▶ _DATA_:
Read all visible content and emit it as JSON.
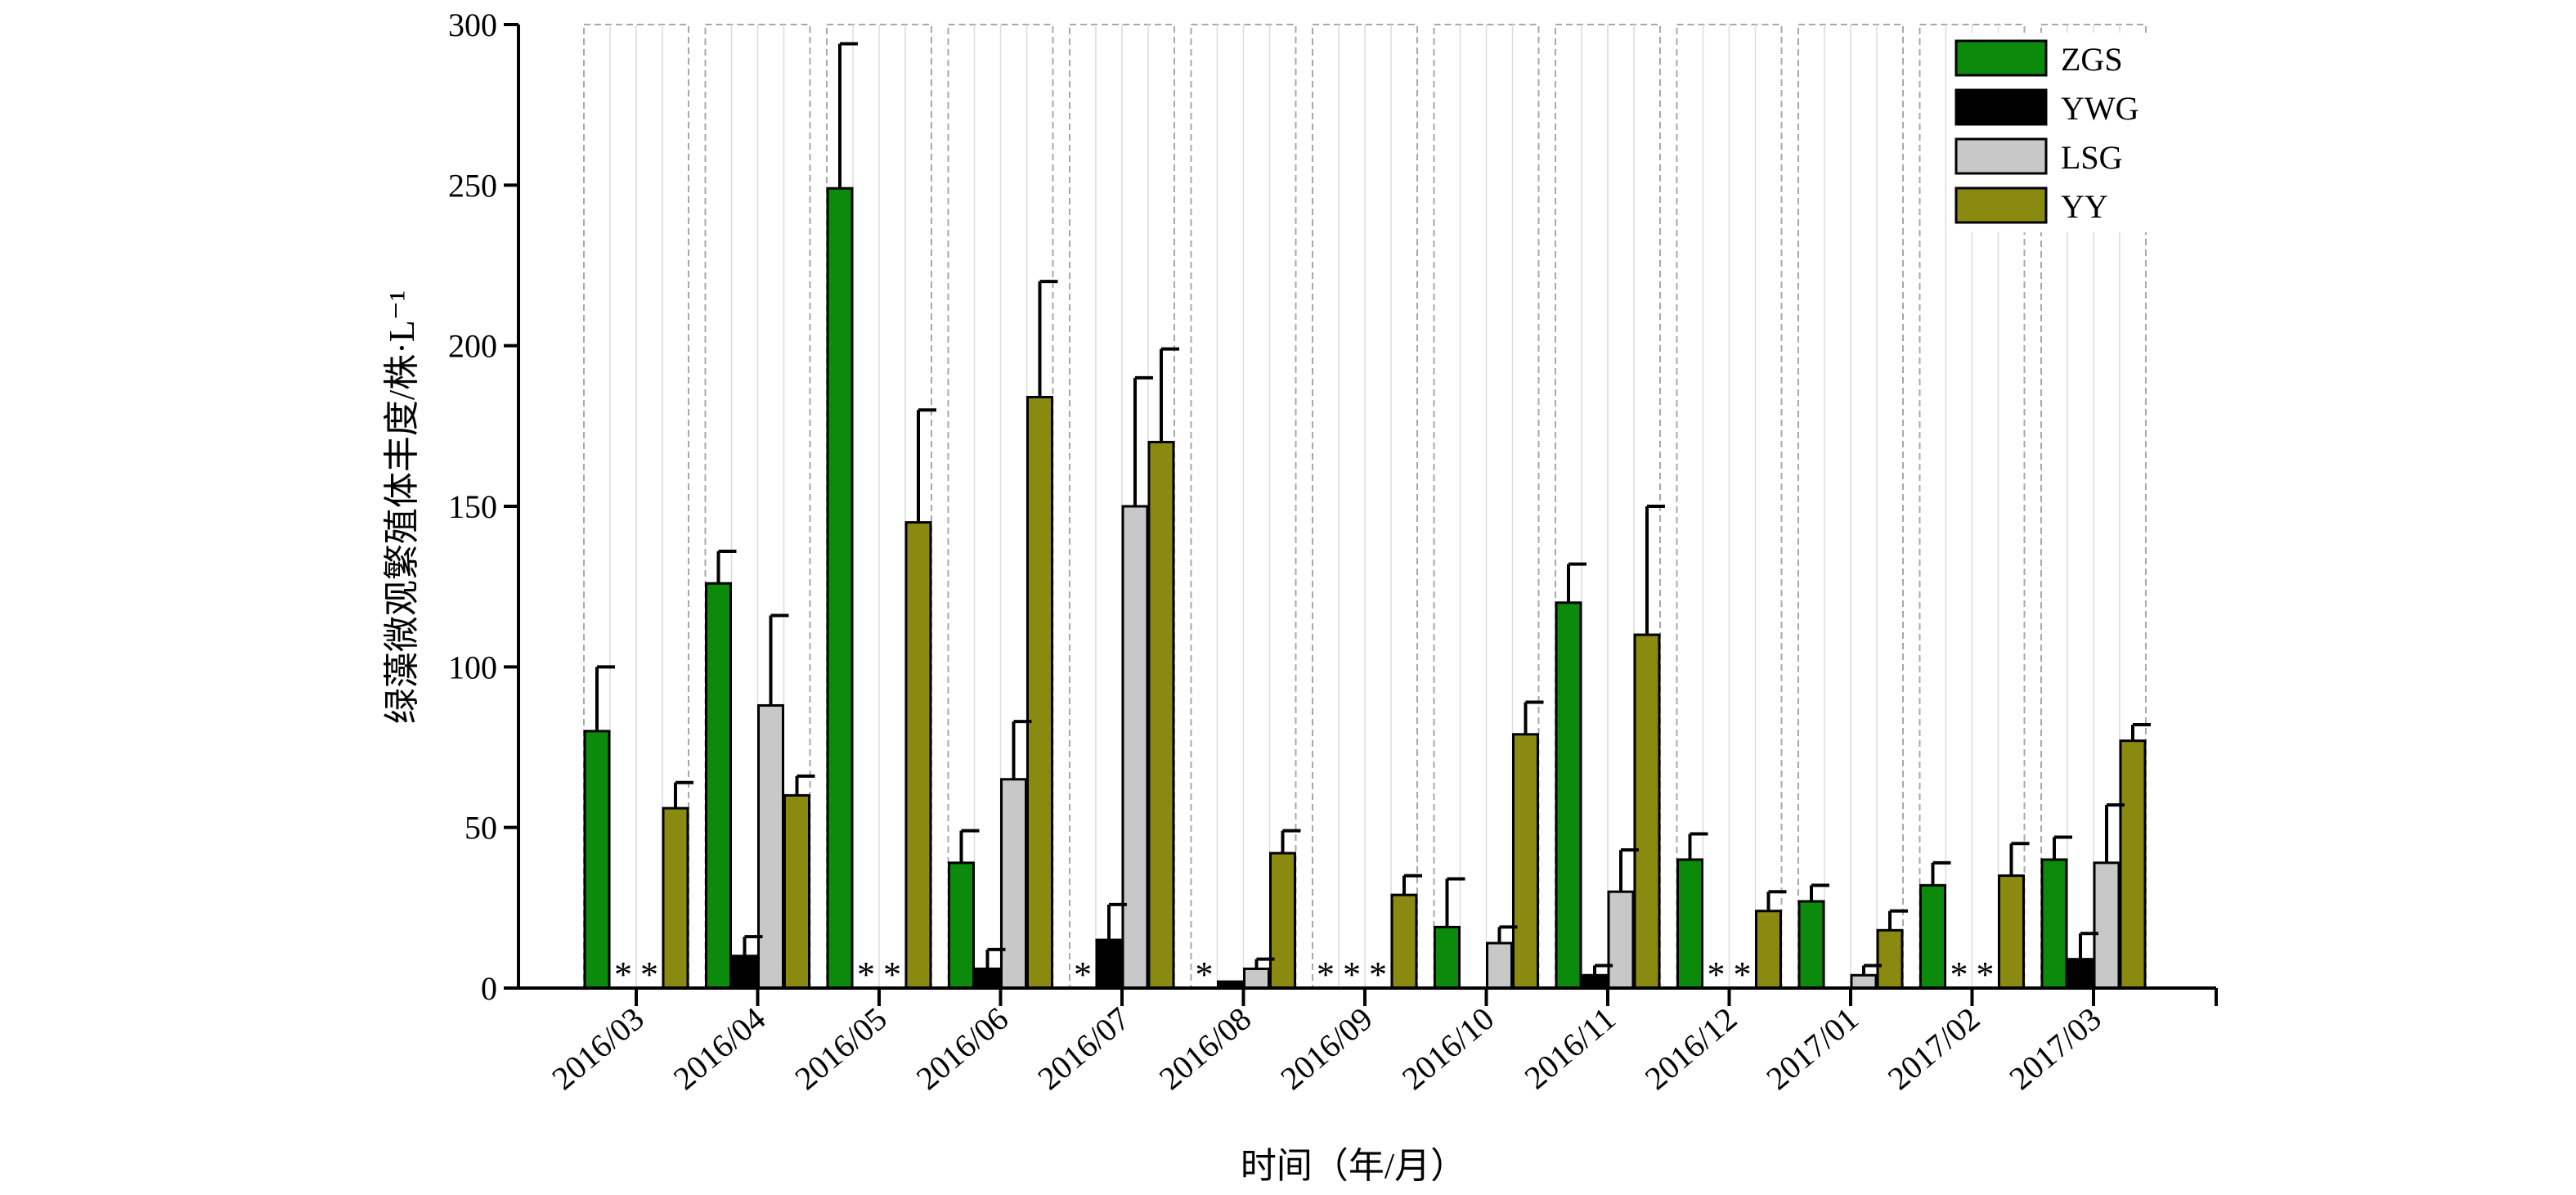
{
  "chart_data": {
    "type": "bar",
    "xlabel": "时间（年/月）",
    "ylabel": "绿藻微观繁殖体丰度/株·L⁻¹",
    "ylim": [
      0,
      300
    ],
    "yticks": [
      0,
      50,
      100,
      150,
      200,
      250,
      300
    ],
    "legend_position": "top-right",
    "grid": false,
    "categories": [
      "2016/03",
      "2016/04",
      "2016/05",
      "2016/06",
      "2016/07",
      "2016/08",
      "2016/09",
      "2016/10",
      "2016/11",
      "2016/12",
      "2017/01",
      "2017/02",
      "2017/03"
    ],
    "series": [
      {
        "name": "ZGS",
        "color": "#0b8a0b",
        "values": [
          80,
          126,
          249,
          39,
          0,
          0,
          0,
          19,
          120,
          40,
          27,
          32,
          40
        ],
        "errors": [
          20,
          10,
          45,
          10,
          0,
          0,
          0,
          15,
          12,
          8,
          5,
          7,
          7
        ]
      },
      {
        "name": "YWG",
        "color": "#000000",
        "values": [
          0,
          10,
          0,
          6,
          15,
          2,
          0,
          0,
          4,
          0,
          0,
          0,
          9
        ],
        "errors": [
          0,
          6,
          0,
          6,
          11,
          0,
          0,
          0,
          3,
          0,
          0,
          0,
          8
        ]
      },
      {
        "name": "LSG",
        "color": "#c8c8c8",
        "values": [
          0,
          88,
          0,
          65,
          150,
          6,
          0,
          14,
          30,
          0,
          4,
          0,
          39
        ],
        "errors": [
          0,
          28,
          0,
          18,
          40,
          3,
          0,
          5,
          13,
          0,
          3,
          0,
          18
        ]
      },
      {
        "name": "YY",
        "color": "#8a8a10",
        "values": [
          56,
          60,
          145,
          184,
          170,
          42,
          29,
          79,
          110,
          24,
          18,
          35,
          77
        ],
        "errors": [
          8,
          6,
          35,
          36,
          29,
          7,
          6,
          10,
          40,
          6,
          6,
          10,
          5
        ]
      }
    ],
    "not_detected_marker": "*",
    "not_detected": [
      [
        false,
        true,
        true,
        false
      ],
      [
        false,
        false,
        false,
        false
      ],
      [
        false,
        true,
        true,
        false
      ],
      [
        false,
        false,
        false,
        false
      ],
      [
        true,
        false,
        false,
        false
      ],
      [
        true,
        false,
        false,
        false
      ],
      [
        true,
        true,
        true,
        false
      ],
      [
        false,
        false,
        false,
        false
      ],
      [
        false,
        false,
        false,
        false
      ],
      [
        false,
        true,
        true,
        false
      ],
      [
        false,
        false,
        false,
        false
      ],
      [
        false,
        true,
        true,
        false
      ],
      [
        false,
        false,
        false,
        false
      ]
    ]
  }
}
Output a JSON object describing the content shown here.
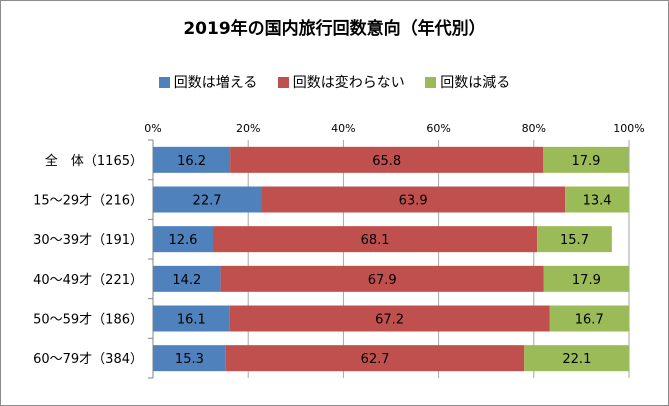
{
  "chart_data": {
    "type": "bar",
    "orientation": "horizontal",
    "stacked": "percent",
    "title": "2019年の国内旅行回数意向（年代別）",
    "categories": [
      "全　体（1165）",
      "15～29才（216）",
      "30～39才（191）",
      "40～49才（221）",
      "50～59才（186）",
      "60～79才（384）"
    ],
    "series": [
      {
        "name": "回数は増える",
        "color": "#4f81bd",
        "values": [
          16.2,
          22.7,
          12.6,
          14.2,
          16.1,
          15.3
        ]
      },
      {
        "name": "回数は変わらない",
        "color": "#c0504d",
        "values": [
          65.8,
          63.9,
          68.1,
          67.9,
          67.2,
          62.7
        ]
      },
      {
        "name": "回数は減る",
        "color": "#9bbb59",
        "values": [
          17.9,
          13.4,
          15.7,
          17.9,
          16.7,
          22.1
        ]
      }
    ],
    "x_ticks": [
      "0%",
      "20%",
      "40%",
      "60%",
      "80%",
      "100%"
    ],
    "xlim": [
      0,
      100
    ],
    "legend_position": "top",
    "grid": true
  }
}
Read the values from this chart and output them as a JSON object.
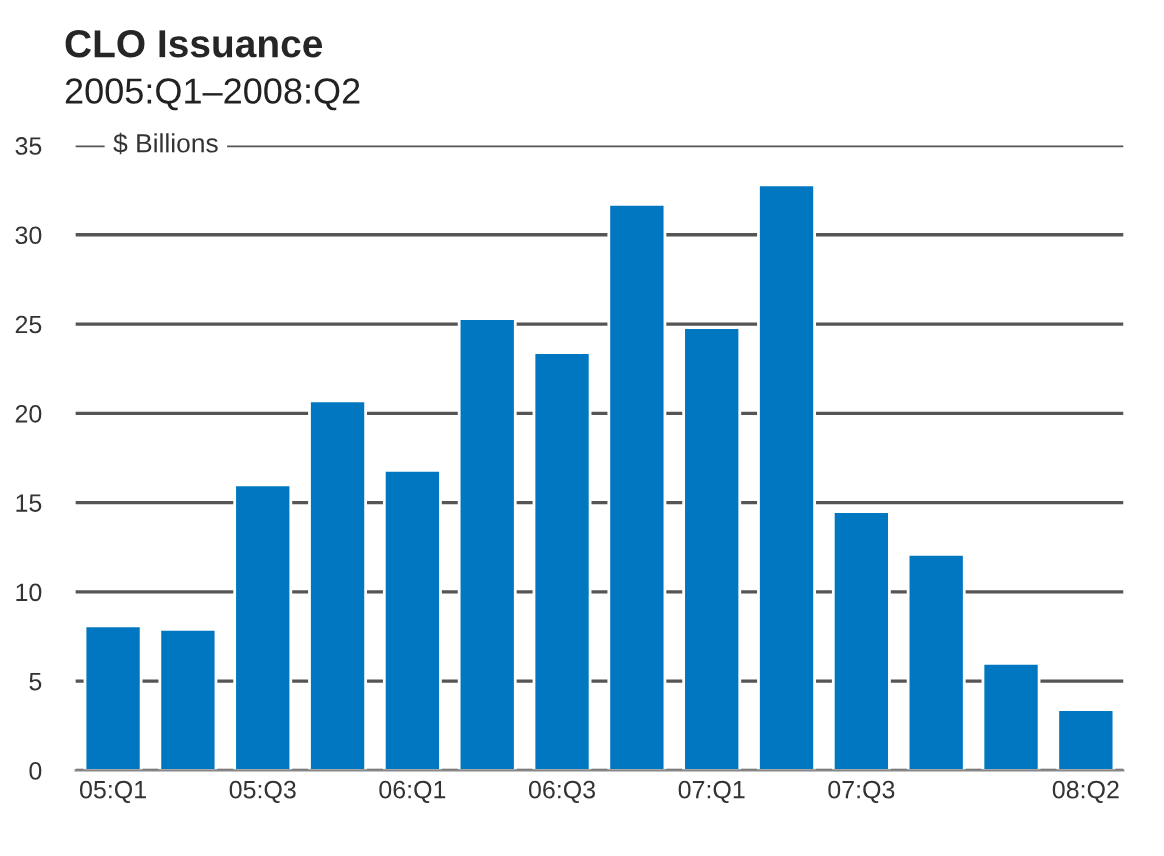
{
  "chart_data": {
    "type": "bar",
    "title": "CLO Issuance",
    "subtitle": "2005:Q1–2008:Q2",
    "ylabel": "$ Billions",
    "categories": [
      "05:Q1",
      null,
      "05:Q3",
      null,
      "06:Q1",
      null,
      "06:Q3",
      null,
      "07:Q1",
      null,
      "07:Q3",
      null,
      null,
      "08:Q2"
    ],
    "values": [
      8.1,
      7.9,
      16.0,
      20.7,
      16.8,
      25.3,
      23.4,
      31.7,
      24.8,
      32.8,
      14.5,
      12.1,
      6.0,
      3.4
    ],
    "color": "#0077c0",
    "ylim": [
      0,
      35
    ],
    "yticks": [
      0,
      5,
      10,
      15,
      20,
      25,
      30,
      35
    ],
    "grid": "y"
  }
}
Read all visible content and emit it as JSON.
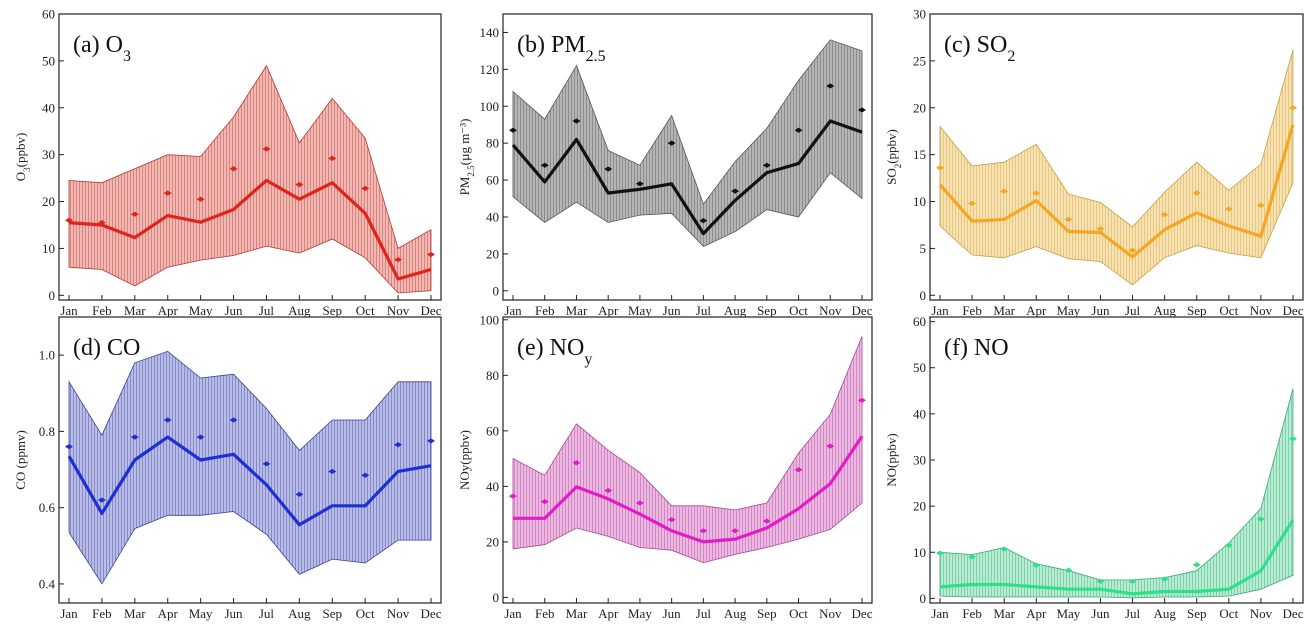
{
  "figure": {
    "months": [
      "Jan",
      "Feb",
      "Mar",
      "Apr",
      "May",
      "Jun",
      "Jul",
      "Aug",
      "Sep",
      "Oct",
      "Nov",
      "Dec"
    ]
  },
  "chart_data": [
    {
      "id": "o3",
      "type": "line",
      "title": "(a) O",
      "title_sub": "3",
      "ylabel": "O",
      "ylabel_sub": "3",
      "ylabel_tail": "(ppbv)",
      "ylim": [
        -1,
        60
      ],
      "yticks": [
        0,
        10,
        20,
        30,
        40,
        50,
        60
      ],
      "colors": {
        "line": "#e0231b",
        "fill": "#f2b8b4",
        "stroke": "#b23a33",
        "diamond": "#e0231b"
      },
      "series": [
        {
          "name": "mean",
          "values": [
            15.5,
            15.0,
            12.3,
            17.0,
            15.6,
            18.3,
            24.5,
            20.5,
            24.0,
            17.5,
            3.5,
            5.5
          ]
        },
        {
          "name": "upper",
          "values": [
            24.5,
            24.0,
            27.0,
            30.0,
            29.6,
            38.0,
            49.0,
            32.5,
            42.0,
            33.5,
            10.0,
            14.0
          ]
        },
        {
          "name": "lower",
          "values": [
            6.0,
            5.5,
            2.0,
            6.0,
            7.5,
            8.5,
            10.5,
            9.0,
            12.0,
            8.0,
            0.5,
            1.0
          ]
        },
        {
          "name": "point",
          "values": [
            16.0,
            15.5,
            17.3,
            21.8,
            20.5,
            27.0,
            31.2,
            23.6,
            29.2,
            22.8,
            7.6,
            8.7
          ]
        }
      ]
    },
    {
      "id": "pm25",
      "type": "line",
      "title": "(b) PM",
      "title_sub": "2.5",
      "ylabel": "PM",
      "ylabel_sub": "2.5",
      "ylabel_tail": "(µg m⁻³)",
      "ylim": [
        -5,
        150
      ],
      "yticks": [
        0,
        20,
        40,
        60,
        80,
        100,
        120,
        140
      ],
      "colors": {
        "line": "#111111",
        "fill": "#b5b5b5",
        "stroke": "#555555",
        "diamond": "#111111"
      },
      "series": [
        {
          "name": "mean",
          "values": [
            79,
            59,
            82,
            53,
            55,
            58,
            31,
            49,
            64,
            69,
            92,
            86
          ]
        },
        {
          "name": "upper",
          "values": [
            108,
            93,
            122,
            76,
            68,
            95,
            47,
            70,
            88,
            114,
            136,
            130
          ]
        },
        {
          "name": "lower",
          "values": [
            51,
            37,
            48,
            37,
            41,
            42,
            24,
            32,
            44,
            40,
            64,
            50
          ]
        },
        {
          "name": "point",
          "values": [
            87,
            68,
            92,
            66,
            58,
            80,
            38,
            54,
            68,
            87,
            111,
            98
          ]
        }
      ]
    },
    {
      "id": "so2",
      "type": "line",
      "title": "(c) SO",
      "title_sub": "2",
      "ylabel": "SO",
      "ylabel_sub": "2",
      "ylabel_tail": "(ppbv)",
      "ylim": [
        -0.5,
        30
      ],
      "yticks": [
        0,
        5,
        10,
        15,
        20,
        25,
        30
      ],
      "colors": {
        "line": "#f5a623",
        "fill": "#f7e2b0",
        "stroke": "#c9a14a",
        "diamond": "#f5a623"
      },
      "series": [
        {
          "name": "mean",
          "values": [
            11.8,
            7.9,
            8.1,
            10.1,
            6.8,
            6.7,
            4.1,
            7.0,
            8.8,
            7.4,
            6.3,
            18.2
          ]
        },
        {
          "name": "upper",
          "values": [
            18.0,
            13.8,
            14.2,
            16.1,
            10.8,
            9.9,
            7.3,
            11.0,
            14.2,
            11.2,
            14.0,
            26.2
          ]
        },
        {
          "name": "lower",
          "values": [
            7.4,
            4.3,
            4.0,
            5.2,
            3.9,
            3.6,
            1.1,
            4.0,
            5.3,
            4.5,
            4.0,
            12.0
          ]
        },
        {
          "name": "point",
          "values": [
            13.6,
            9.8,
            11.1,
            10.9,
            8.1,
            7.1,
            4.8,
            8.6,
            10.9,
            9.2,
            9.6,
            20.0
          ]
        }
      ]
    },
    {
      "id": "co",
      "type": "line",
      "title": "(d) CO",
      "title_sub": "",
      "ylabel": "CO (ppmv)",
      "ylabel_sub": "",
      "ylabel_tail": "",
      "ylim": [
        0.35,
        1.1
      ],
      "yticks": [
        0.4,
        0.6,
        0.8,
        1.0
      ],
      "ytick_decimals": 1,
      "colors": {
        "line": "#1f2fd6",
        "fill": "#b9bde8",
        "stroke": "#3a4296",
        "diamond": "#1f2fd6"
      },
      "series": [
        {
          "name": "mean",
          "values": [
            0.735,
            0.585,
            0.725,
            0.785,
            0.725,
            0.74,
            0.66,
            0.555,
            0.605,
            0.605,
            0.695,
            0.71
          ]
        },
        {
          "name": "upper",
          "values": [
            0.93,
            0.79,
            0.98,
            1.01,
            0.94,
            0.95,
            0.86,
            0.75,
            0.83,
            0.83,
            0.93,
            0.93
          ]
        },
        {
          "name": "lower",
          "values": [
            0.535,
            0.4,
            0.545,
            0.58,
            0.58,
            0.59,
            0.53,
            0.425,
            0.465,
            0.455,
            0.515,
            0.515
          ]
        },
        {
          "name": "point",
          "values": [
            0.76,
            0.62,
            0.785,
            0.83,
            0.785,
            0.83,
            0.715,
            0.635,
            0.695,
            0.685,
            0.765,
            0.775
          ]
        }
      ]
    },
    {
      "id": "noy",
      "type": "line",
      "title": "(e) NO",
      "title_sub": "y",
      "ylabel": "NOy(ppbv)",
      "ylabel_sub": "",
      "ylabel_tail": "",
      "ylim": [
        -2,
        101
      ],
      "yticks": [
        0,
        20,
        40,
        60,
        80,
        100
      ],
      "colors": {
        "line": "#e11cc8",
        "fill": "#edb9e2",
        "stroke": "#a64a96",
        "diamond": "#e11cc8"
      },
      "series": [
        {
          "name": "mean",
          "values": [
            28.5,
            28.5,
            39.8,
            35.5,
            30.0,
            24.0,
            20.0,
            21.0,
            25.0,
            32.0,
            41.0,
            58.0
          ]
        },
        {
          "name": "upper",
          "values": [
            50.0,
            44.0,
            62.5,
            53.0,
            45.0,
            33.0,
            33.0,
            31.5,
            34.0,
            52.0,
            66.0,
            94.0
          ]
        },
        {
          "name": "lower",
          "values": [
            17.5,
            19.0,
            25.0,
            22.0,
            18.0,
            17.0,
            12.5,
            15.5,
            18.0,
            21.0,
            24.5,
            34.0
          ]
        },
        {
          "name": "point",
          "values": [
            36.5,
            34.5,
            48.5,
            38.5,
            34.0,
            28.0,
            24.0,
            24.0,
            27.5,
            46.0,
            54.5,
            71.0
          ]
        }
      ]
    },
    {
      "id": "no",
      "type": "line",
      "title": "(f) NO",
      "title_sub": "",
      "ylabel": "NO(ppbv)",
      "ylabel_sub": "",
      "ylabel_tail": "",
      "ylim": [
        -1,
        61
      ],
      "yticks": [
        0,
        10,
        20,
        30,
        40,
        50,
        60
      ],
      "colors": {
        "line": "#2ee08c",
        "fill": "#b6ecd2",
        "stroke": "#3fa878",
        "diamond": "#2ee08c"
      },
      "series": [
        {
          "name": "mean",
          "values": [
            2.5,
            3.0,
            3.0,
            2.5,
            2.0,
            2.0,
            1.0,
            1.5,
            1.5,
            2.0,
            6.0,
            17.0
          ]
        },
        {
          "name": "upper",
          "values": [
            10.0,
            9.5,
            11.0,
            7.5,
            6.0,
            4.0,
            4.0,
            4.5,
            6.0,
            12.0,
            19.5,
            45.5
          ]
        },
        {
          "name": "lower",
          "values": [
            0.5,
            0.3,
            0.3,
            0.3,
            0.3,
            0.3,
            0.1,
            0.3,
            0.3,
            0.5,
            2.0,
            5.0
          ]
        },
        {
          "name": "point",
          "values": [
            9.8,
            9.0,
            10.7,
            7.2,
            6.1,
            3.7,
            3.7,
            4.2,
            7.3,
            11.5,
            17.2,
            34.6
          ]
        }
      ]
    }
  ]
}
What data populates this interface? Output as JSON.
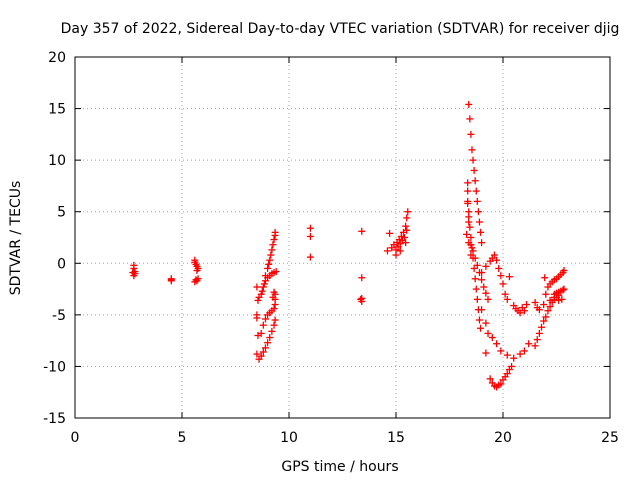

▶ _GIVEN PROBLEM_: Scan the material above. Return every line containing the string "ppbv".

▶ _CORRECT OUTPUT_:
      "ylabel_tail": "(ppbv)",
      "ylabel_tail": "(ppbv)",
      "ylabel": "NOy(ppbv)",
      "ylabel": "NO(ppbv)",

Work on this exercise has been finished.